• TO BE DONE:
Write out all of the lines below, exactly and completely.

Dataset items

========================

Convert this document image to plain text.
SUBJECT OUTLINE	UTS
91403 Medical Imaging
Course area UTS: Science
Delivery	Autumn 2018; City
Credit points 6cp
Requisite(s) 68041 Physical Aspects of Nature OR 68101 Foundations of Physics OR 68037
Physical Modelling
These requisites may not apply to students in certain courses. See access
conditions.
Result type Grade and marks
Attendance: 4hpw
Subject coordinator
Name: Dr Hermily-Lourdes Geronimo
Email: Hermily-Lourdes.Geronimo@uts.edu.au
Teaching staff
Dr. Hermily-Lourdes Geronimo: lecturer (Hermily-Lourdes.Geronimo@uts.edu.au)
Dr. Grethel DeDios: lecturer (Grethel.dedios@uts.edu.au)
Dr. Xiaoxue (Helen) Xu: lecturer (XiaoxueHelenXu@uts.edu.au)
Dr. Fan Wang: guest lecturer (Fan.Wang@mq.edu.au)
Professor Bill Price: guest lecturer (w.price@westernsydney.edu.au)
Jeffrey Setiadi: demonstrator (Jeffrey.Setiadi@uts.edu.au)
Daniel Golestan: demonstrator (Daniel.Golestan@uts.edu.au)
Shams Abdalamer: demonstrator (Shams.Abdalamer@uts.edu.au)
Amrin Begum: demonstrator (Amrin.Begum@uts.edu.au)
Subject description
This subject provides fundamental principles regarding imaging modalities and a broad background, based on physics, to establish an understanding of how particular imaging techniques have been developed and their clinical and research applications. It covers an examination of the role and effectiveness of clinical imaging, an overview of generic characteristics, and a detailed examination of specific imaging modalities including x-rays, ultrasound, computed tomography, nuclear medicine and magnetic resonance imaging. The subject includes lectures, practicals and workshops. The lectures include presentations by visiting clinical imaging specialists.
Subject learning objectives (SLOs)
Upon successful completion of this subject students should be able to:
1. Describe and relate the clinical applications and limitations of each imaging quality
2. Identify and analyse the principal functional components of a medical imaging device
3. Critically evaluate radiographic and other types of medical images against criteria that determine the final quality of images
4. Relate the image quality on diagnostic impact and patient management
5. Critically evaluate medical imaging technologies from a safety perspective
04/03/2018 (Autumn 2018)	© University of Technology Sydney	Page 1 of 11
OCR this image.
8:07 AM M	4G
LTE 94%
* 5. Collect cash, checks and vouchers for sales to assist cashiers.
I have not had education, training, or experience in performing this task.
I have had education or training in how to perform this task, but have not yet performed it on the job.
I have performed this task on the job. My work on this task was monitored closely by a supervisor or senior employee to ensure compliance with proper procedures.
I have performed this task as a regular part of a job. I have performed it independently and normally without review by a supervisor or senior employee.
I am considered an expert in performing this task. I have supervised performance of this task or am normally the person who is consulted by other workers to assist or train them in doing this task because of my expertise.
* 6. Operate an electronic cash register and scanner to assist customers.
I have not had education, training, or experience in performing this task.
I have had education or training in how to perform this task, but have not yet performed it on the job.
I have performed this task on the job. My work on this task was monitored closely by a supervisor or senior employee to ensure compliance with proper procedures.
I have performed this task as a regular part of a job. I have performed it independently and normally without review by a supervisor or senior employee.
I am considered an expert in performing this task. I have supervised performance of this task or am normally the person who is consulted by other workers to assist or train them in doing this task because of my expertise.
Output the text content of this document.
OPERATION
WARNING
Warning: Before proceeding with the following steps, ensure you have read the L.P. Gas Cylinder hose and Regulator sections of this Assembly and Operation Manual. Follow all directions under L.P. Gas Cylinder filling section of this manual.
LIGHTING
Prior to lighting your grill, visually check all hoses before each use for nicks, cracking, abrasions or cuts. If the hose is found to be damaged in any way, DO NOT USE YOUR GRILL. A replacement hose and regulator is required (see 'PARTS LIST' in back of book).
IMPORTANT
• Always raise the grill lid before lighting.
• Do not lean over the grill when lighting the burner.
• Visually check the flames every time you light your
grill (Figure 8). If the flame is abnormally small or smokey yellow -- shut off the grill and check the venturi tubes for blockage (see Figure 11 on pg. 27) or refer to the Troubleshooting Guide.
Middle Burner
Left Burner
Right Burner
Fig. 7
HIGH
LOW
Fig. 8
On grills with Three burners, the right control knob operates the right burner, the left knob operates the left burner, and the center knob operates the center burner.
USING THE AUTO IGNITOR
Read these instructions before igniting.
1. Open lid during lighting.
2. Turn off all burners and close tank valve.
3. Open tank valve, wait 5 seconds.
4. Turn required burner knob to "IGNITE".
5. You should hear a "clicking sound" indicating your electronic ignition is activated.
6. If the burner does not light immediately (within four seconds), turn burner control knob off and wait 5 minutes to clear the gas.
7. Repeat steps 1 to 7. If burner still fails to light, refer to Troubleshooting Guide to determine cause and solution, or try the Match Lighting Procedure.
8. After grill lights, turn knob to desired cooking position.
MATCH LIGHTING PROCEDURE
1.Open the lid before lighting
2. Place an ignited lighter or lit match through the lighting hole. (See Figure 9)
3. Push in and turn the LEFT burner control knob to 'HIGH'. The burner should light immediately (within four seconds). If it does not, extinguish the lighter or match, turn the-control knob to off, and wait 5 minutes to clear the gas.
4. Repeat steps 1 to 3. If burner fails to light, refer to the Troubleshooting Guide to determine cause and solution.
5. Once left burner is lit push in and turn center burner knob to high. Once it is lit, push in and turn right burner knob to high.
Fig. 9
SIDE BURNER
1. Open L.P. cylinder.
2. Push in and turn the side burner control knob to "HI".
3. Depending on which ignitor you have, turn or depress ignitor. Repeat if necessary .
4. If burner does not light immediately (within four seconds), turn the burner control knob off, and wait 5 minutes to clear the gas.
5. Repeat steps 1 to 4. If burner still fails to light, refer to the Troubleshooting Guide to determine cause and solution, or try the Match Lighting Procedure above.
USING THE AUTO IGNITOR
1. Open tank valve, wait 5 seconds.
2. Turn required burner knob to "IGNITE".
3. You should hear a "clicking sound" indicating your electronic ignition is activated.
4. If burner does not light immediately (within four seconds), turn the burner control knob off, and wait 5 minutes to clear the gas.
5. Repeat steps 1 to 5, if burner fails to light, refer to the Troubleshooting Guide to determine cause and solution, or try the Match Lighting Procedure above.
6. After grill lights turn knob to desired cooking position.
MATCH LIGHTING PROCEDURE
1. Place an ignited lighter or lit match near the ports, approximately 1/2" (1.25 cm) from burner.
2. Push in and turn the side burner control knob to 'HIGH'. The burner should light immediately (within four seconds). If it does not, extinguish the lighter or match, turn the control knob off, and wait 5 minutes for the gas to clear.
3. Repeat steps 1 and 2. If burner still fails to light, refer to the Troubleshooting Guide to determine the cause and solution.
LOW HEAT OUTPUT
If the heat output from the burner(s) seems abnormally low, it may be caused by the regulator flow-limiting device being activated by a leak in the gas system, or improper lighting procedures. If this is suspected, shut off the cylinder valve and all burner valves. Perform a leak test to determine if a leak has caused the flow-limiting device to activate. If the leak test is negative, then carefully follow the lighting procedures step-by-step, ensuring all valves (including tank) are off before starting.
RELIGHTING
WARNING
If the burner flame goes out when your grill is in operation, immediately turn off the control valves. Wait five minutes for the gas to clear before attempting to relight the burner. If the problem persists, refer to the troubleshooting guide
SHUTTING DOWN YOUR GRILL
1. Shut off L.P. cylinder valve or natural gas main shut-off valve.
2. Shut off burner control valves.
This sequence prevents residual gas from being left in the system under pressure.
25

========================

• OUTPUT OF THE TASK:
Convert this document image to plain text.
SUBJECT OUTLINE	UTS
91403 Medical Imaging
Course area UTS: Science
Delivery	Autumn 2018; City
Credit points 6cp
Requisite(s) 68041 Physical Aspects of Nature OR 68101 Foundations of Physics OR 68037
Physical Modelling
These requisites may not apply to students in certain courses. See access
conditions.
Result type Grade and marks
Attendance: 4hpw
Subject coordinator
Name: Dr Hermily-Lourdes Geronimo
Email: Hermily-Lourdes.Geronimo@uts.edu.au
Teaching staff
Dr. Hermily-Lourdes Geronimo: lecturer (Hermily-Lourdes.Geronimo@uts.edu.au)
Dr. Grethel DeDios: lecturer (Grethel.dedios@uts.edu.au)
Dr. Xiaoxue (Helen) Xu: lecturer (XiaoxueHelenXu@uts.edu.au)
Dr. Fan Wang: guest lecturer (Fan.Wang@mq.edu.au)
Professor Bill Price: guest lecturer (w.price@westernsydney.edu.au)
Jeffrey Setiadi: demonstrator (Jeffrey.Setiadi@uts.edu.au)
Daniel Golestan: demonstrator (Daniel.Golestan@uts.edu.au)
Shams Abdalamer: demonstrator (Shams.Abdalamer@uts.edu.au)
Amrin Begum: demonstrator (Amrin.Begum@uts.edu.au)
Subject description
This subject provides fundamental principles regarding imaging modalities and a broad background, based on physics, to establish an understanding of how particular imaging techniques have been developed and their clinical and research applications. It covers an examination of the role and effectiveness of clinical imaging, an overview of generic characteristics, and a detailed examination of specific imaging modalities including x-rays, ultrasound, computed tomography, nuclear medicine and magnetic resonance imaging. The subject includes lectures, practicals and workshops. The lectures include presentations by visiting clinical imaging specialists.
Subject learning objectives (SLOs)
Upon successful completion of this subject students should be able to:
1. Describe and relate the clinical applications and limitations of each imaging quality
2. Identify and analyse the principal functional components of a medical imaging device
3. Critically evaluate radiographic and other types of medical images against criteria that determine the final quality of images
4. Relate the image quality on diagnostic impact and patient management
5. Critically evaluate medical imaging technologies from a safety perspective
04/03/2018 (Autumn 2018)	© University of Technology Sydney	Page 1 of 11
OCR this image.
8:07 AM M	4G
LTE 94%
* 5. Collect cash, checks and vouchers for sales to assist cashiers.
I have not had education, training, or experience in performing this task.
I have had education or training in how to perform this task, but have not yet performed it on the job.
I have performed this task on the job. My work on this task was monitored closely by a supervisor or senior employee to ensure compliance with proper procedures.
I have performed this task as a regular part of a job. I have performed it independently and normally without review by a supervisor or senior employee.
I am considered an expert in performing this task. I have supervised performance of this task or am normally the person who is consulted by other workers to assist or train them in doing this task because of my expertise.
* 6. Operate an electronic cash register and scanner to assist customers.
I have not had education, training, or experience in performing this task.
I have had education or training in how to perform this task, but have not yet performed it on the job.
I have performed this task on the job. My work on this task was monitored closely by a supervisor or senior employee to ensure compliance with proper procedures.
I have performed this task as a regular part of a job. I have performed it independently and normally without review by a supervisor or senior employee.
I am considered an expert in performing this task. I have supervised performance of this task or am normally the person who is consulted by other workers to assist or train them in doing this task because of my expertise.
Output the text content of this document.
OPERATION
WARNING
Warning: Before proceeding with the following steps, ensure you have read the L.P. Gas Cylinder hose and Regulator sections of this Assembly and Operation Manual. Follow all directions under L.P. Gas Cylinder filling section of this manual.
LIGHTING
Prior to lighting your grill, visually check all hoses before each use for nicks, cracking, abrasions or cuts. If the hose is found to be damaged in any way, DO NOT USE YOUR GRILL. A replacement hose and regulator is required (see 'PARTS LIST' in back of book).
IMPORTANT
• Always raise the grill lid before lighting.
• Do not lean over the grill when lighting the burner.
• Visually check the flames every time you light your
grill (Figure 8). If the flame is abnormally small or smokey yellow -- shut off the grill and check the venturi tubes for blockage (see Figure 11 on pg. 27) or refer to the Troubleshooting Guide.
Middle Burner
Left Burner
Right Burner
Fig. 7
HIGH
LOW
Fig. 8
On grills with Three burners, the right control knob operates the right burner, the left knob operates the left burner, and the center knob operates the center burner.
USING THE AUTO IGNITOR
Read these instructions before igniting.
1. Open lid during lighting.
2. Turn off all burners and close tank valve.
3. Open tank valve, wait 5 seconds.
4. Turn required burner knob to "IGNITE".
5. You should hear a "clicking sound" indicating your electronic ignition is activated.
6. If the burner does not light immediately (within four seconds), turn burner control knob off and wait 5 minutes to clear the gas.
7. Repeat steps 1 to 7. If burner still fails to light, refer to Troubleshooting Guide to determine cause and solution, or try the Match Lighting Procedure.
8. After grill lights, turn knob to desired cooking position.
MATCH LIGHTING PROCEDURE
1.Open the lid before lighting
2. Place an ignited lighter or lit match through the lighting hole. (See Figure 9)
3. Push in and turn the LEFT burner control knob to 'HIGH'. The burner should light immediately (within four seconds). If it does not, extinguish the lighter or match, turn the-control knob to off, and wait 5 minutes to clear the gas.
4. Repeat steps 1 to 3. If burner fails to light, refer to the Troubleshooting Guide to determine cause and solution.
5. Once left burner is lit push in and turn center burner knob to high. Once it is lit, push in and turn right burner knob to high.
Fig. 9
SIDE BURNER
1. Open L.P. cylinder.
2. Push in and turn the side burner control knob to "HI".
3. Depending on which ignitor you have, turn or depress ignitor. Repeat if necessary .
4. If burner does not light immediately (within four seconds), turn the burner control knob off, and wait 5 minutes to clear the gas.
5. Repeat steps 1 to 4. If burner still fails to light, refer to the Troubleshooting Guide to determine cause and solution, or try the Match Lighting Procedure above.
USING THE AUTO IGNITOR
1. Open tank valve, wait 5 seconds.
2. Turn required burner knob to "IGNITE".
3. You should hear a "clicking sound" indicating your electronic ignition is activated.
4. If burner does not light immediately (within four seconds), turn the burner control knob off, and wait 5 minutes to clear the gas.
5. Repeat steps 1 to 5, if burner fails to light, refer to the Troubleshooting Guide to determine cause and solution, or try the Match Lighting Procedure above.
6. After grill lights turn knob to desired cooking position.
MATCH LIGHTING PROCEDURE
1. Place an ignited lighter or lit match near the ports, approximately 1/2" (1.25 cm) from burner.
2. Push in and turn the side burner control knob to 'HIGH'. The burner should light immediately (within four seconds). If it does not, extinguish the lighter or match, turn the control knob off, and wait 5 minutes for the gas to clear.
3. Repeat steps 1 and 2. If burner still fails to light, refer to the Troubleshooting Guide to determine the cause and solution.
LOW HEAT OUTPUT
If the heat output from the burner(s) seems abnormally low, it may be caused by the regulator flow-limiting device being activated by a leak in the gas system, or improper lighting procedures. If this is suspected, shut off the cylinder valve and all burner valves. Perform a leak test to determine if a leak has caused the flow-limiting device to activate. If the leak test is negative, then carefully follow the lighting procedures step-by-step, ensuring all valves (including tank) are off before starting.
RELIGHTING
WARNING
If the burner flame goes out when your grill is in operation, immediately turn off the control valves. Wait five minutes for the gas to clear before attempting to relight the burner. If the problem persists, refer to the troubleshooting guide
SHUTTING DOWN YOUR GRILL
1. Shut off L.P. cylinder valve or natural gas main shut-off valve.
2. Shut off burner control valves.
This sequence prevents residual gas from being left in the system under pressure.
25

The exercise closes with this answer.